Exercise aim: Search the data for the string "America" and extract every line where it appears.

Entries provided:

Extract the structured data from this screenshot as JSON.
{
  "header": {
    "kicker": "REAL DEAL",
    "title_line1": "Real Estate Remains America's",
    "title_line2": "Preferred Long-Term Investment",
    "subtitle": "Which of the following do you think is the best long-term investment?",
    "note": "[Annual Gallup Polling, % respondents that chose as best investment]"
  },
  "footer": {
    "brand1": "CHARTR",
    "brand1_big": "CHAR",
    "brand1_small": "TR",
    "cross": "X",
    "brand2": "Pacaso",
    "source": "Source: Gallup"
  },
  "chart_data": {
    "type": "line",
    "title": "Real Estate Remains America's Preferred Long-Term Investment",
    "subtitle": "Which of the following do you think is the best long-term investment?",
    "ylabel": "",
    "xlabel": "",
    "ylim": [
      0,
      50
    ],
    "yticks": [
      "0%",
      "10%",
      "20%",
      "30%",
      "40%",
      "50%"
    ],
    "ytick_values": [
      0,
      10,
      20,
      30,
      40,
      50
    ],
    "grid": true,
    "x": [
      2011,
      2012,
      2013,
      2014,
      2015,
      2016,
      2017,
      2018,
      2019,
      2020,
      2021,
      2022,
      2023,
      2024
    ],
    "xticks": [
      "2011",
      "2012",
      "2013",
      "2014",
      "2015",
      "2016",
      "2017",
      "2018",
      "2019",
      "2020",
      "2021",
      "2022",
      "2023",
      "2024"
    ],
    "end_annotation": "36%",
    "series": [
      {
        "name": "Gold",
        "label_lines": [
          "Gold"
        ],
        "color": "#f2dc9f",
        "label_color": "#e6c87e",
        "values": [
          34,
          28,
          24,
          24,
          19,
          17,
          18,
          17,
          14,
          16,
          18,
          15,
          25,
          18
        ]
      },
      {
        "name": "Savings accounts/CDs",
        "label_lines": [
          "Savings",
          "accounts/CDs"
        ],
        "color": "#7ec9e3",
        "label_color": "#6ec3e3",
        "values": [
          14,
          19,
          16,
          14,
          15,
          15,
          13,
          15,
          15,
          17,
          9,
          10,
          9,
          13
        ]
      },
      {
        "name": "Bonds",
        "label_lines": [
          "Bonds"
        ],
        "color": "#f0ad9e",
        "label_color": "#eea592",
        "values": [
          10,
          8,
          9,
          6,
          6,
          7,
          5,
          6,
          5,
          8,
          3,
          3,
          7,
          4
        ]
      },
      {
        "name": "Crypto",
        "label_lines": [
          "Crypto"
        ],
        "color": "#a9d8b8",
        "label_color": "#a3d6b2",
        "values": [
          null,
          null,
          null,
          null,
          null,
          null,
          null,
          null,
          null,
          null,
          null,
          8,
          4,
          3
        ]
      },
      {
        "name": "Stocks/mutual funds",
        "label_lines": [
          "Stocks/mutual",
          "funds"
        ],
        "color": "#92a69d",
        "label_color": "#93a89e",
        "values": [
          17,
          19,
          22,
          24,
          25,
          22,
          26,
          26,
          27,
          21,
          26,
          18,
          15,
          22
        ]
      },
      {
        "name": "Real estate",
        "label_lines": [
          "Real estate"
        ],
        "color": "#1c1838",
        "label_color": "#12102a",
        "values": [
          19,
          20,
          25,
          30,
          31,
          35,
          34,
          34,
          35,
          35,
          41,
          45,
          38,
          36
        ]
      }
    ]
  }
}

Exercise response:
    "title_line1": "Real Estate Remains America's",
    "title": "Real Estate Remains America's Preferred Long-Term Investment",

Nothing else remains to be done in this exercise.